** start of Input for this task **

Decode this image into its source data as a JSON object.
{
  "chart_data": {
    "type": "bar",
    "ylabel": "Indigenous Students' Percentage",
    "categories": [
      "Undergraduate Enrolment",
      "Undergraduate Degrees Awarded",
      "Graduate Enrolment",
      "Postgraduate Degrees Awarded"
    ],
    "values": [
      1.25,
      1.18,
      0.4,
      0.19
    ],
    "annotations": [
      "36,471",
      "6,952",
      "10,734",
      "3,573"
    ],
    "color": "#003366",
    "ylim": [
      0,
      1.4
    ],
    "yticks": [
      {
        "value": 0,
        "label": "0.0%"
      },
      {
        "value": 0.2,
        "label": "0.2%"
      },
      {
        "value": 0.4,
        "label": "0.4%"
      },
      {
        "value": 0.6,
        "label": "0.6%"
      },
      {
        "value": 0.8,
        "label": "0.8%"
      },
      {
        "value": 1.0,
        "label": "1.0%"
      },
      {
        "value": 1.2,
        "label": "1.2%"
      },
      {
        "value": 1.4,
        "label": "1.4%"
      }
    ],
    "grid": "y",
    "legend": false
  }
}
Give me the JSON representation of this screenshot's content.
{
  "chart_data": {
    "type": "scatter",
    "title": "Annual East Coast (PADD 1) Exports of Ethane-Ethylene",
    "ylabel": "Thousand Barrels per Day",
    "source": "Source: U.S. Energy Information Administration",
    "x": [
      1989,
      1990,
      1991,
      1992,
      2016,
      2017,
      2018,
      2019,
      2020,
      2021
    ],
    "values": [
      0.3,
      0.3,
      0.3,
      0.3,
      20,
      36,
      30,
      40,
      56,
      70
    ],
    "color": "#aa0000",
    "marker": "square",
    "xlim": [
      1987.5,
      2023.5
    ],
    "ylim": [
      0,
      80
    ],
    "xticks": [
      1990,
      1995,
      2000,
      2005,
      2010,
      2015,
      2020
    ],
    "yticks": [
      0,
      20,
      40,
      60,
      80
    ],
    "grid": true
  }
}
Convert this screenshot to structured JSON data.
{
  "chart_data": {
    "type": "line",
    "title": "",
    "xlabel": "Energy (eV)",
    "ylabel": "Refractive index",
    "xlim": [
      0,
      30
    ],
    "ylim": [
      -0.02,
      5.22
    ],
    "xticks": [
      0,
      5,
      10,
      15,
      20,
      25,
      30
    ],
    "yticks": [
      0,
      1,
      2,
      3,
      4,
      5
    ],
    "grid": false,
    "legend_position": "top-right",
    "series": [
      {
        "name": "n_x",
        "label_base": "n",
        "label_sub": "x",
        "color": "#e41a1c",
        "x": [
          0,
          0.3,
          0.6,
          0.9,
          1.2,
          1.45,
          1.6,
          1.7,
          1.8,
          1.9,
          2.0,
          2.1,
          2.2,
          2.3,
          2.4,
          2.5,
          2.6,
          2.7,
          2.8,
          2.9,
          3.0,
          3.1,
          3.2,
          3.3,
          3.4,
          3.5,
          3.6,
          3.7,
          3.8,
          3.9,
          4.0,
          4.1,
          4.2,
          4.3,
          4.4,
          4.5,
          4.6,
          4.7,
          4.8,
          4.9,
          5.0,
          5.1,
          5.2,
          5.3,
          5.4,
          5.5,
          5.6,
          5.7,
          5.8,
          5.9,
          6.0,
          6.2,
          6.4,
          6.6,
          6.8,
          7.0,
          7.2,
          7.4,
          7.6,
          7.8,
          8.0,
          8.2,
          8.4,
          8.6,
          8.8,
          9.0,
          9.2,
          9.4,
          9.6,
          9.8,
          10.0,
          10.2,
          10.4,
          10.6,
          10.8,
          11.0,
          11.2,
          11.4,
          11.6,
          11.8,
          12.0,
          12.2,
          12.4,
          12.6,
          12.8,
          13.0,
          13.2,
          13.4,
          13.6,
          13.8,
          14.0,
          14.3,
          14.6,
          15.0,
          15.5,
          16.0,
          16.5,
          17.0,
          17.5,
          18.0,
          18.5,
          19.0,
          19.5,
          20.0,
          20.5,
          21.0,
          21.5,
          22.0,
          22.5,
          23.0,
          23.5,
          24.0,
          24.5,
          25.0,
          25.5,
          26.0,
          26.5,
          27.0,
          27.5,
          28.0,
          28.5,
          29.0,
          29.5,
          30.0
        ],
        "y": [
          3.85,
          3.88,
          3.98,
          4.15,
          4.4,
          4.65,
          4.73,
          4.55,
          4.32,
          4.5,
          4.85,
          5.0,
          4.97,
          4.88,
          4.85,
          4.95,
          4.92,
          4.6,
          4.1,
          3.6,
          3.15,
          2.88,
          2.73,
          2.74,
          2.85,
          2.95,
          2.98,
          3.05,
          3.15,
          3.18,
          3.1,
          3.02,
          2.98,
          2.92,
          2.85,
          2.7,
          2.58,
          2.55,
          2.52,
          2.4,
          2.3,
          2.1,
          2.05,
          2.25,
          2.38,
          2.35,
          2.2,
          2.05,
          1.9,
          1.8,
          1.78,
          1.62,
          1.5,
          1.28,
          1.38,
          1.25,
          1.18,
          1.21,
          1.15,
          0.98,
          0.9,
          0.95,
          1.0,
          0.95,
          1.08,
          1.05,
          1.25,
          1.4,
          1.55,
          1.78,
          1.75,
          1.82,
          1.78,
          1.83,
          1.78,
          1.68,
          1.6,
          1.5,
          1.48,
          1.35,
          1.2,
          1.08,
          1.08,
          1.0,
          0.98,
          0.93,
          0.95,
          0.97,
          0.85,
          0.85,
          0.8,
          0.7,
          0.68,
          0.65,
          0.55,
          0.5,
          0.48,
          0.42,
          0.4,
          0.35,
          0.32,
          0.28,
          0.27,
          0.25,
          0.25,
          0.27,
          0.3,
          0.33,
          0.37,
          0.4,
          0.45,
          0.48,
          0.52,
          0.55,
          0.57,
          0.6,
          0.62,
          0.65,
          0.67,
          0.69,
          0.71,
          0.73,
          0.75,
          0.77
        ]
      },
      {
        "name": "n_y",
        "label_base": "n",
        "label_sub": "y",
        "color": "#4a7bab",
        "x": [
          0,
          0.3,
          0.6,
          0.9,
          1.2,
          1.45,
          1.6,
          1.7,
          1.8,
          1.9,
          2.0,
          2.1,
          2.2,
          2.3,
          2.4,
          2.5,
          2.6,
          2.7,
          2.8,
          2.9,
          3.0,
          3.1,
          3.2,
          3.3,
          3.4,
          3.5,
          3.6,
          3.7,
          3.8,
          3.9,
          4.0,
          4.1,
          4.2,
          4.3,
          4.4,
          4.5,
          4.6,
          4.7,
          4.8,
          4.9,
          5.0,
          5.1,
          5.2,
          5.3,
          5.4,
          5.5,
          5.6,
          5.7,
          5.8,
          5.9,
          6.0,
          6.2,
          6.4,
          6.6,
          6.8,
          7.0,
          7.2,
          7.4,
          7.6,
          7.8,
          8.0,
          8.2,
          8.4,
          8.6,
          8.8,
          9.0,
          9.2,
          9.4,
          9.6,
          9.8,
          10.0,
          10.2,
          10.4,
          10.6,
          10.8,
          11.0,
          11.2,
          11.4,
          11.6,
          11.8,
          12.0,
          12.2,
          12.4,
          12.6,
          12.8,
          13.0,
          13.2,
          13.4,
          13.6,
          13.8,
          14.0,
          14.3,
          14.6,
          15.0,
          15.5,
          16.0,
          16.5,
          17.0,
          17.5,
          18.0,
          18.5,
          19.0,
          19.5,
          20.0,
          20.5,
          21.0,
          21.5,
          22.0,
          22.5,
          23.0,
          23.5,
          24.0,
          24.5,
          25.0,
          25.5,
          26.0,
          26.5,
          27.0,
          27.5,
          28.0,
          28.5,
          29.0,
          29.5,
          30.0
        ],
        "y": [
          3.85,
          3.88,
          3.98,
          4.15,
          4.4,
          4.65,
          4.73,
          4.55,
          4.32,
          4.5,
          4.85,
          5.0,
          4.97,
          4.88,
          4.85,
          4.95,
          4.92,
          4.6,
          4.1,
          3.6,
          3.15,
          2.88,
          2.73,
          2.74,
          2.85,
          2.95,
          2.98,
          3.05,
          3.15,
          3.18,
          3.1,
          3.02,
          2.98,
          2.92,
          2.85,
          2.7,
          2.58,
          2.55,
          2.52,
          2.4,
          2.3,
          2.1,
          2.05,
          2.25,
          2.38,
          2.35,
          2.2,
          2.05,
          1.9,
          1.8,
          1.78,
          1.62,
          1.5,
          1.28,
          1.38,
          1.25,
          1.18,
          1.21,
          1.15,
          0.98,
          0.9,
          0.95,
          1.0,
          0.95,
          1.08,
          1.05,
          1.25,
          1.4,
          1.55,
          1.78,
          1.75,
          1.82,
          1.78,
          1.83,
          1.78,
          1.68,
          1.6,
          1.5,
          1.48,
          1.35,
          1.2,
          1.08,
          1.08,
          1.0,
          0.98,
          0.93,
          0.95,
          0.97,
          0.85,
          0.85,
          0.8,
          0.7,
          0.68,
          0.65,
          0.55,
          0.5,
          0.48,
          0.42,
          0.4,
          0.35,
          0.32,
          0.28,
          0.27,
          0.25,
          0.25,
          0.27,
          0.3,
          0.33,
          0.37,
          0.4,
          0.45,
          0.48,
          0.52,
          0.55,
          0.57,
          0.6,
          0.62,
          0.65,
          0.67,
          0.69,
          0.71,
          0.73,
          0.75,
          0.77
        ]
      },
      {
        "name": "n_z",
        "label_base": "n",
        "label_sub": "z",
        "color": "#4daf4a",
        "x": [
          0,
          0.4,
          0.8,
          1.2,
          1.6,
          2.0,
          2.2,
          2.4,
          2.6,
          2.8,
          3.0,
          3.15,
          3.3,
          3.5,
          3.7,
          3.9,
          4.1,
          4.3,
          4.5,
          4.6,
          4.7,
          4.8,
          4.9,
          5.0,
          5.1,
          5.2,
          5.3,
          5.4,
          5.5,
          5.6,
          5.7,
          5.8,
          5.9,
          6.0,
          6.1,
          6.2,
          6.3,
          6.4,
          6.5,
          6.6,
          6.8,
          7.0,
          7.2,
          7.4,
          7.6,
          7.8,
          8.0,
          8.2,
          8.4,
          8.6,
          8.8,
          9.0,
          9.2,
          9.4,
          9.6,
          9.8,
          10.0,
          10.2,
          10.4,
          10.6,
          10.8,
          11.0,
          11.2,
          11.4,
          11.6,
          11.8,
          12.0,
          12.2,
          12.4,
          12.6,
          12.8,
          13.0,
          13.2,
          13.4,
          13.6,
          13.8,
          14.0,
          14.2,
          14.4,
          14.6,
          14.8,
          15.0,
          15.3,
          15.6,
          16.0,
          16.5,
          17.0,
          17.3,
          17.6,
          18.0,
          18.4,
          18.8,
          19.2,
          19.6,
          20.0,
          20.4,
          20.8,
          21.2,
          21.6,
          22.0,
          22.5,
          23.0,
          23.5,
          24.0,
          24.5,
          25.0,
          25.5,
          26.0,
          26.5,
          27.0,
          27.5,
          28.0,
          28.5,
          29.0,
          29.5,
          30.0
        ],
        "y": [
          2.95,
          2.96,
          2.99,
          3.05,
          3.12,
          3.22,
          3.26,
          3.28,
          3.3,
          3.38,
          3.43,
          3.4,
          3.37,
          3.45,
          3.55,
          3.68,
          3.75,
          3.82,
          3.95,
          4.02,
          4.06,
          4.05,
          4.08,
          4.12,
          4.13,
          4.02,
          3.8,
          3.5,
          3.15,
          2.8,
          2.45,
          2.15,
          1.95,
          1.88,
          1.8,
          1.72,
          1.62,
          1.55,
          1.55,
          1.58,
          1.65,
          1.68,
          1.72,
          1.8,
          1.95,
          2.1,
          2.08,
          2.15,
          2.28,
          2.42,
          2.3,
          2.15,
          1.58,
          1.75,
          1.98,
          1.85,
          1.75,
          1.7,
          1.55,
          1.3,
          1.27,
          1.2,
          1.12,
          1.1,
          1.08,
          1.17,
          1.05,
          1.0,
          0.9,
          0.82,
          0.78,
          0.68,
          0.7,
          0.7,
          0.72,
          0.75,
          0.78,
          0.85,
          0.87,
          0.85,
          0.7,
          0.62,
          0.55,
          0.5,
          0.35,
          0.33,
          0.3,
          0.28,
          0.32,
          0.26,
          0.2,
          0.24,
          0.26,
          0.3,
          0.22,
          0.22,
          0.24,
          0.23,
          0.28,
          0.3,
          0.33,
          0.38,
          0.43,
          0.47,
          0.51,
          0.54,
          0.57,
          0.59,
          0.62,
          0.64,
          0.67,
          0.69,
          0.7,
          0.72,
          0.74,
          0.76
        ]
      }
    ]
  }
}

** end of Input for this task **

## To be done
Identify and list each line with the word "JSON".

## Exercise answer
Decode this image into its source data as a JSON object.
Give me the JSON representation of this screenshot's content.
Convert this screenshot to structured JSON data.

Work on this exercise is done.